▶ The exercise: Pull out every line below that contains the word "ogsaa".

▶ Stored records:
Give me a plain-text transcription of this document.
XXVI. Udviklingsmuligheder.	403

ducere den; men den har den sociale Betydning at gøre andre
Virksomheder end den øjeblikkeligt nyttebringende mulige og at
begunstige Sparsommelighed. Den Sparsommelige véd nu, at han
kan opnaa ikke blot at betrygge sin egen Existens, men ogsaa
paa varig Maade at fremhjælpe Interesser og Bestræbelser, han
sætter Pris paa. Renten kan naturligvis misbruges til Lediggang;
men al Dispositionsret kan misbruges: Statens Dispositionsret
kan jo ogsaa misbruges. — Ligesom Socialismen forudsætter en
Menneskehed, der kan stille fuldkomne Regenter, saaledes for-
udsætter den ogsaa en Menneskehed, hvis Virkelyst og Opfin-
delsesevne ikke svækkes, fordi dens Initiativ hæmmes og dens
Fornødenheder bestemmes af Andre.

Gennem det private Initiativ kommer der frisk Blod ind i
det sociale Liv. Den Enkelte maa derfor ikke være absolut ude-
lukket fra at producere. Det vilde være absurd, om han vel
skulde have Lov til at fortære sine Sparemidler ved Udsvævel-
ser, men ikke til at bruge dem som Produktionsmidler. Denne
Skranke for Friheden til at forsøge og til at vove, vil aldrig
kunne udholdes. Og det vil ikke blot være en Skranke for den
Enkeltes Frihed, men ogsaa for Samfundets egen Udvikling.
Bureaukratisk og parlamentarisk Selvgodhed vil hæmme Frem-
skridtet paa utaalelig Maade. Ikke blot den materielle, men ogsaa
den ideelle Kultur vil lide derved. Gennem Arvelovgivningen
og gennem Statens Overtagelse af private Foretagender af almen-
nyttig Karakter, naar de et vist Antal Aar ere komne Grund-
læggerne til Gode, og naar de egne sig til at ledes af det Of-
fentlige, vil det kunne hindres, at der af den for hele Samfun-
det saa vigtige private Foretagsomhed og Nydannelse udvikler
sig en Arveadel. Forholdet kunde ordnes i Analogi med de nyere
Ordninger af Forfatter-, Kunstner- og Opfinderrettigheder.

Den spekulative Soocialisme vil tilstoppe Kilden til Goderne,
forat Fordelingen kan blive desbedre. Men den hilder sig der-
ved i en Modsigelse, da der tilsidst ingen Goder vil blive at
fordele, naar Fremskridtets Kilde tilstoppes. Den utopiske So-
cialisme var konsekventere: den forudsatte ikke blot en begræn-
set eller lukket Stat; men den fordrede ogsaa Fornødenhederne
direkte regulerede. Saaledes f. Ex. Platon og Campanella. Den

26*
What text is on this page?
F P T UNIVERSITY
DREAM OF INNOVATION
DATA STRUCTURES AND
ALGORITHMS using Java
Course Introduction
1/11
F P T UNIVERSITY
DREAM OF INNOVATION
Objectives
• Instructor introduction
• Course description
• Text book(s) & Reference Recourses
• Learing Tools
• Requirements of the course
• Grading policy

▶ The reply:
kan opnaa ikke blot at betrygge sin egen Existens, men ogsaa
kan jo ogsaa misbruges. — Ligesom Socialismen forudsætter en
udsætter den ogsaa en Menneskehed, hvis Virkelyst og Opfin-
Enkeltes Frihed, men ogsaa for Samfundets egen Udvikling.
skridtet paa utaalelig Maade. Ikke blot den materielle, men ogsaa
set eller lukket Stat; men den fordrede ogsaa Fornødenhederne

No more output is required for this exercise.